What the task requires — Please edit the listing below by replacing every "ink-speck" with "ink-dot" and leaving everything else unchanged. Omit the pictures from your answer.
_ _ _ _
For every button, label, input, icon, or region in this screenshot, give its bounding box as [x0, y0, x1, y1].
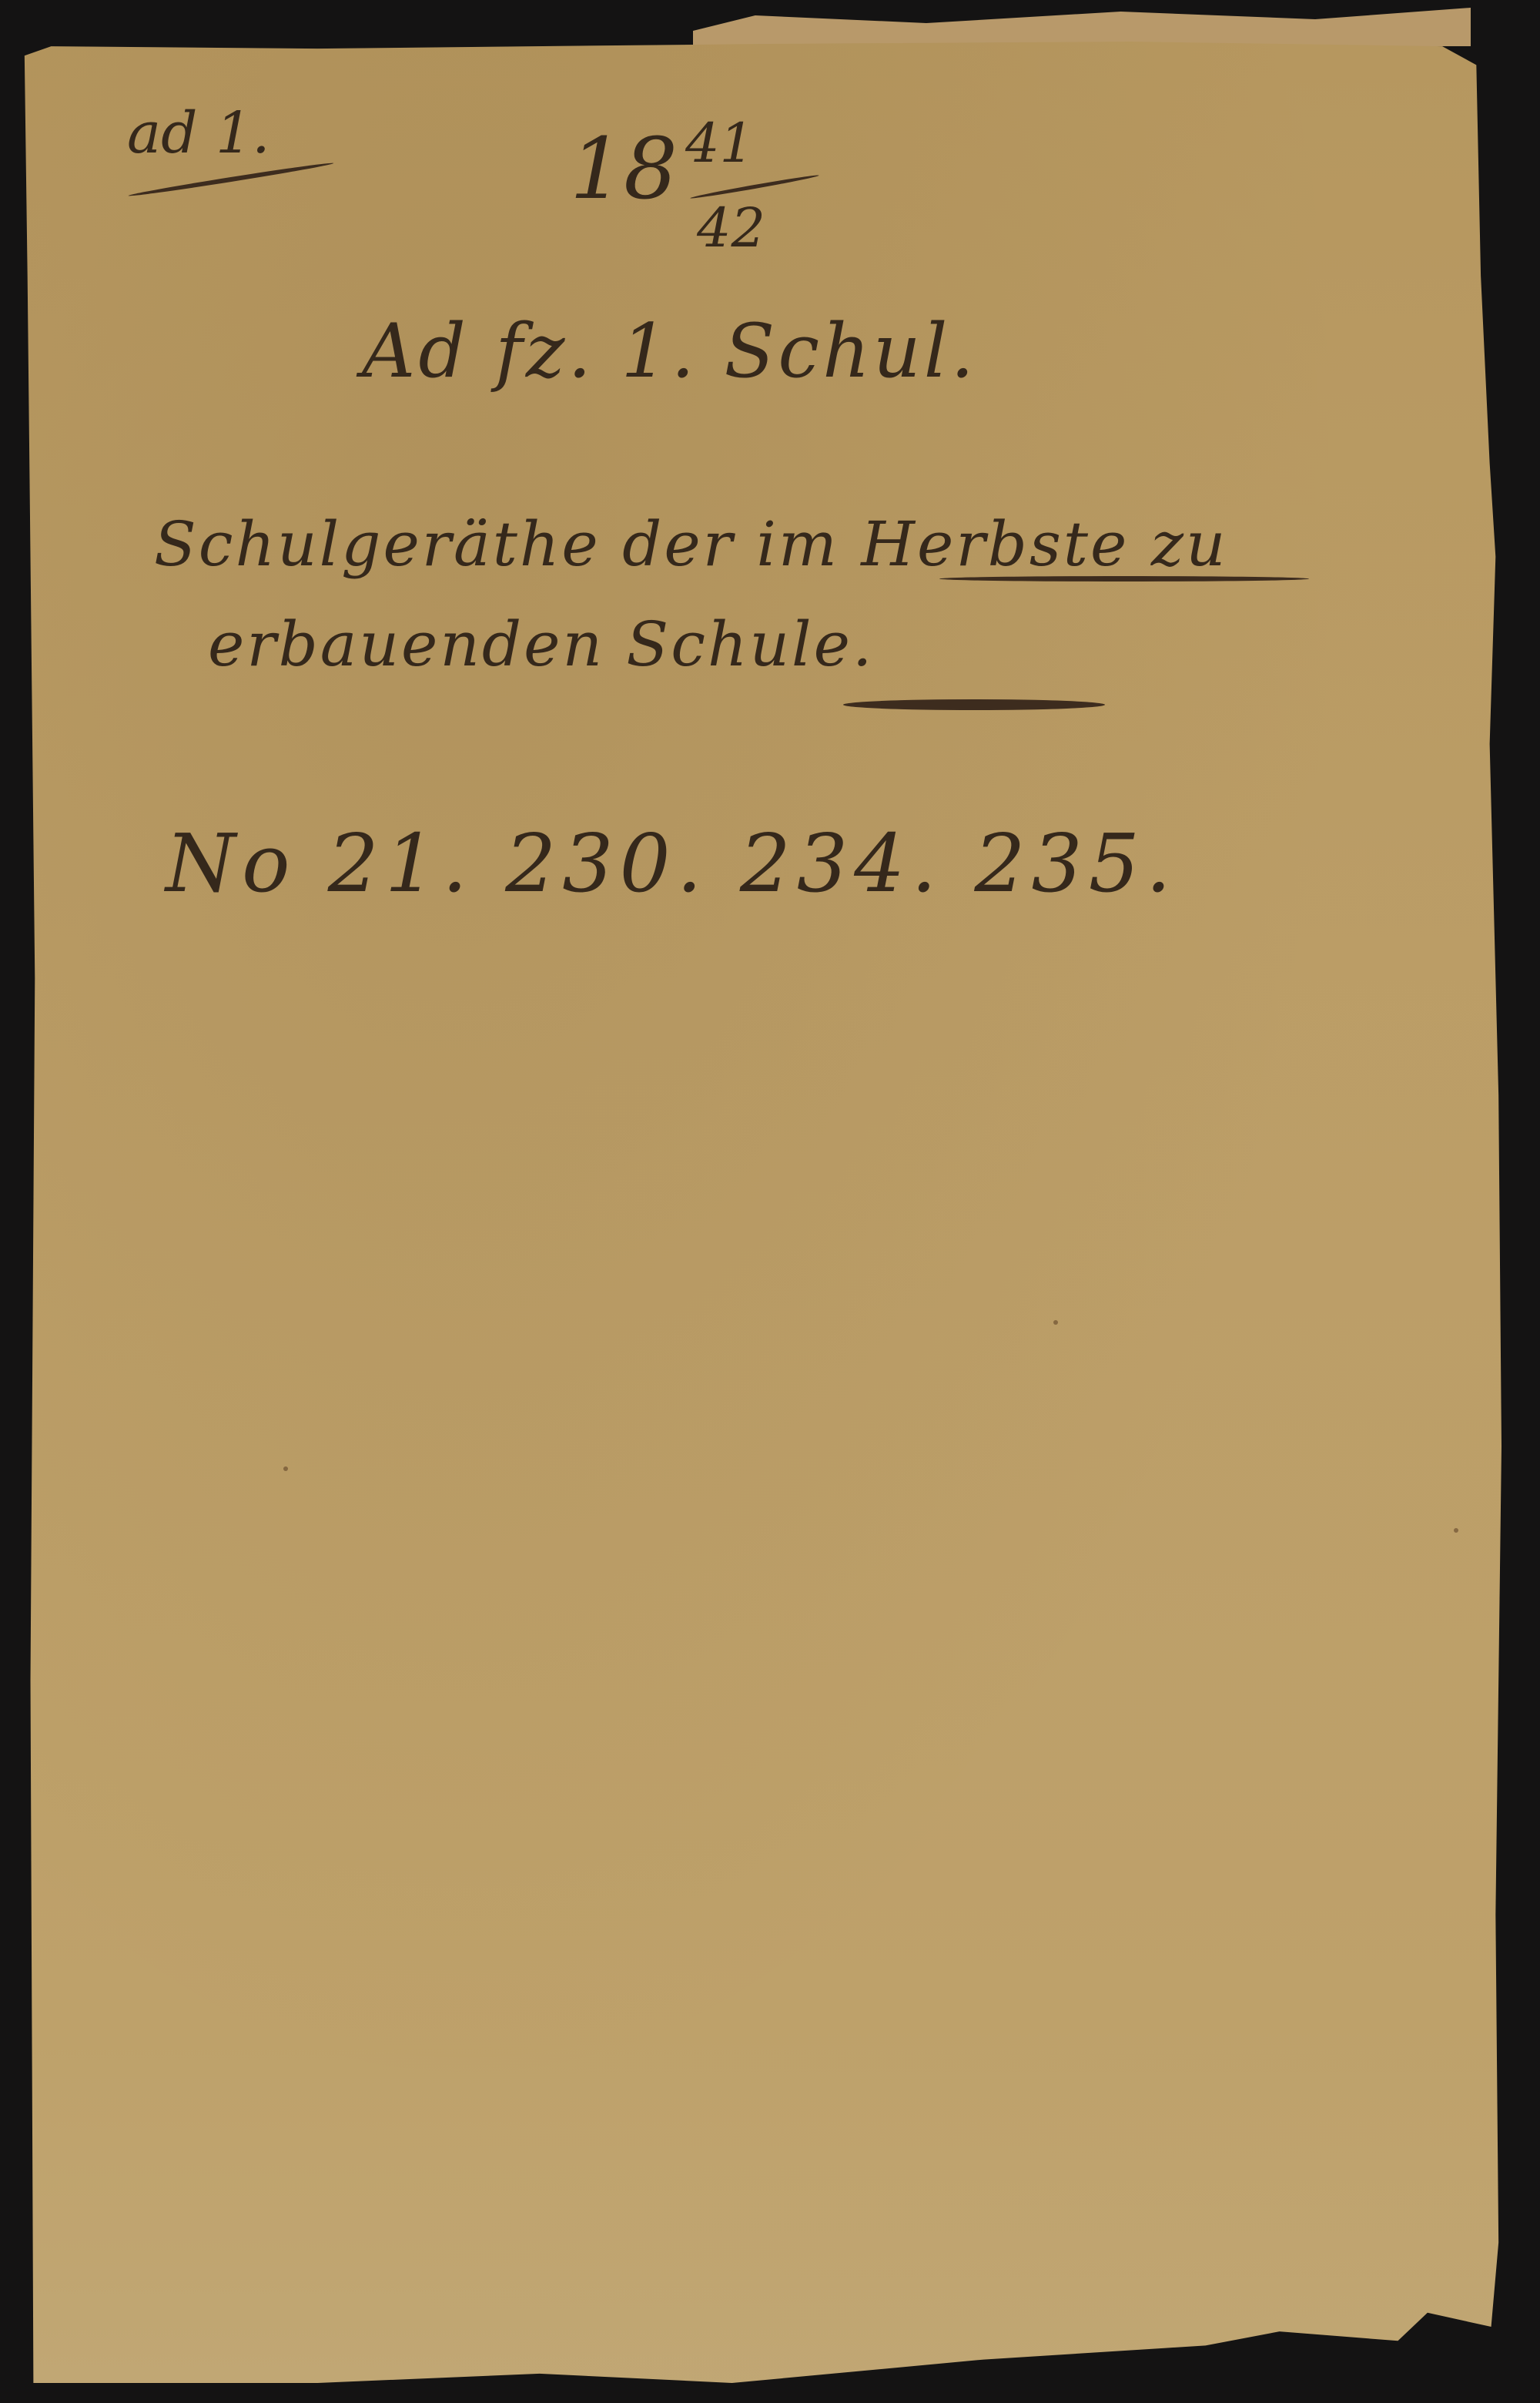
year-prefix: 18	[570, 119, 678, 218]
document-numbers: No 21. 230. 234. 235.	[166, 816, 1177, 910]
year-denominator: 42	[697, 196, 765, 260]
underline-schule	[843, 699, 1105, 710]
reference-mark: ad 1.	[127, 100, 270, 166]
description-line-1: Schulgeräthe der im Herbste zu	[154, 508, 1228, 580]
ink-speck	[1053, 1320, 1058, 1325]
ink-speck	[1454, 1528, 1458, 1533]
underline-herbste	[939, 576, 1309, 581]
numbers-label: No	[166, 816, 328, 910]
year-numerator: 41	[685, 112, 754, 175]
description-line-2: erbauenden Schule.	[208, 608, 874, 680]
ink-speck	[283, 1466, 288, 1471]
subject-heading: Ad fz. 1. Schul.	[362, 308, 977, 394]
numbers-list: 21. 230. 234. 235.	[328, 816, 1177, 910]
paper-fold-edge	[693, 8, 1471, 46]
_ _ _ _
Response —
For every button, label, input, icon, or region in this screenshot, give its bounding box as [x0, y0, x1, y1].
year-prefix: 18	[570, 119, 678, 218]
document-numbers: No 21. 230. 234. 235.	[166, 816, 1177, 910]
year-denominator: 42	[697, 196, 765, 260]
underline-schule	[843, 699, 1105, 710]
reference-mark: ad 1.	[127, 100, 270, 166]
description-line-1: Schulgeräthe der im Herbste zu	[154, 508, 1228, 580]
ink-dot	[1053, 1320, 1058, 1325]
ink-dot	[1454, 1528, 1458, 1533]
underline-herbste	[939, 576, 1309, 581]
numbers-label: No	[166, 816, 328, 910]
year-numerator: 41	[685, 112, 754, 175]
description-line-2: erbauenden Schule.	[208, 608, 874, 680]
ink-dot	[283, 1466, 288, 1471]
subject-heading: Ad fz. 1. Schul.	[362, 308, 977, 394]
numbers-list: 21. 230. 234. 235.	[328, 816, 1177, 910]
paper-fold-edge	[693, 8, 1471, 46]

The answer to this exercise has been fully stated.